Problem statement
The entries are to be returned exactly, with images left out.
···
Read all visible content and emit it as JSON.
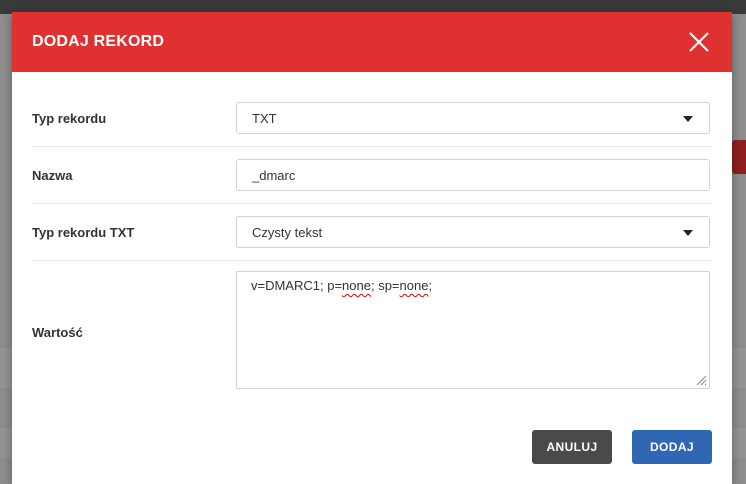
{
  "dialog": {
    "title": "DODAJ REKORD",
    "accent_color": "#e03131",
    "close_icon": "close-icon"
  },
  "form": {
    "record_type": {
      "label": "Typ rekordu",
      "value": "TXT"
    },
    "name": {
      "label": "Nazwa",
      "value": "_dmarc"
    },
    "txt_record_type": {
      "label": "Typ rekordu TXT",
      "value": "Czysty tekst"
    },
    "value": {
      "label": "Wartość",
      "parts": [
        "v=DMARC1; p=",
        "none",
        "; sp=",
        "none",
        ";"
      ]
    }
  },
  "actions": {
    "cancel_label": "ANULUJ",
    "cancel_color": "#4a4a4a",
    "submit_label": "DODAJ",
    "submit_color": "#2f67b5"
  }
}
···
Finished exercise
Read all visible content and emit it as JSON.
{
  "dialog": {
    "title": "DODAJ REKORD",
    "accent_color": "#e03131",
    "close_icon": "close-icon"
  },
  "form": {
    "record_type": {
      "label": "Typ rekordu",
      "value": "TXT"
    },
    "name": {
      "label": "Nazwa",
      "value": "_dmarc"
    },
    "txt_record_type": {
      "label": "Typ rekordu TXT",
      "value": "Czysty tekst"
    },
    "value": {
      "label": "Wartość",
      "parts": [
        "v=DMARC1; p=",
        "none",
        "; sp=",
        "none",
        ";"
      ]
    }
  },
  "actions": {
    "cancel_label": "ANULUJ",
    "cancel_color": "#4a4a4a",
    "submit_label": "DODAJ",
    "submit_color": "#2f67b5"
  }
}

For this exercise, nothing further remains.